> INSTRUCTIONS TO FOLLOW:
Repeat the material below exactly, with no pictures.
## START SOURCE RECORDS
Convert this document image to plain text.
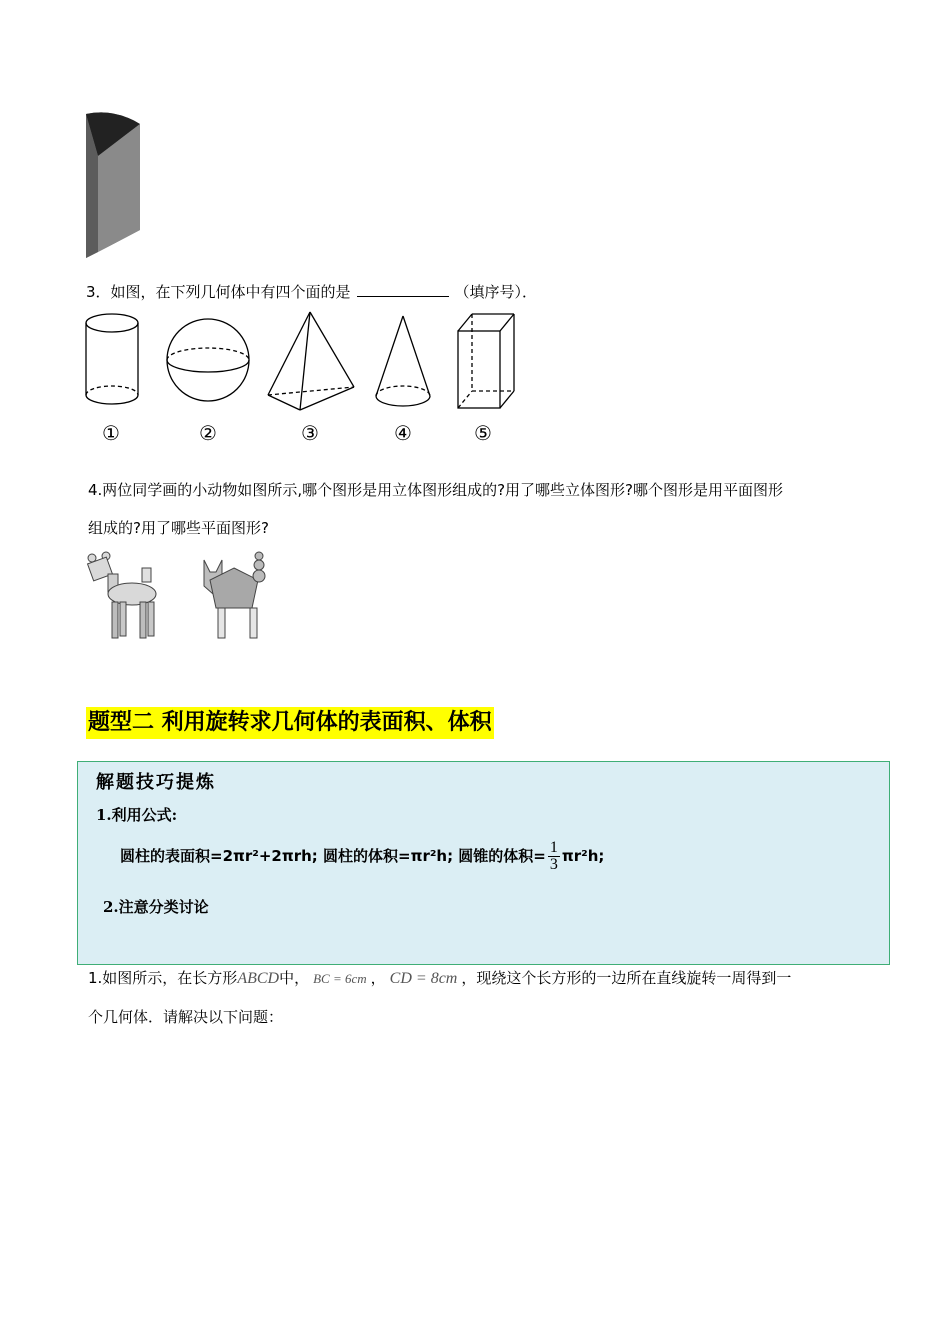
3．如图，在下列几何体中有四个面的是	（填序号）．
①	②	③	④	⑤
4.两位同学画的小动物如图所示,哪个图形是用立体图形组成的?用了哪些立体图形?哪个图形是用平面图形
组成的?用了哪些平面图形?
题型二 利用旋转求几何体的表面积、体积
解题技巧提炼
1.利用公式:
圆柱的表面积=2πr²+2πrh; 圆柱的体积=πr²h; 圆锥的体积= $\frac{1}{3} \pi r^2h$;
2.注意分类讨论
1.如图所示，在长方形ABCD中， BC = 6cm ， CD = 8cm ，现绕这个长方形的一边所在直线旋转一周得到一
个几何体．请解决以下问题：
## END SOURCE RECORDS
> RESPONSE TO THE TASK:
Convert this document image to plain text.
3．如图，在下列几何体中有四个面的是	（填序号）．
①	②	③	④	⑤
4.两位同学画的小动物如图所示,哪个图形是用立体图形组成的?用了哪些立体图形?哪个图形是用平面图形
组成的?用了哪些平面图形?
题型二 利用旋转求几何体的表面积、体积
解题技巧提炼
1.利用公式:
圆柱的表面积=2πr²+2πrh; 圆柱的体积=πr²h; 圆锥的体积= $\frac{1}{3} \pi r^2h$;
2.注意分类讨论
1.如图所示，在长方形ABCD中， BC = 6cm ， CD = 8cm ，现绕这个长方形的一边所在直线旋转一周得到一
个几何体．请解决以下问题：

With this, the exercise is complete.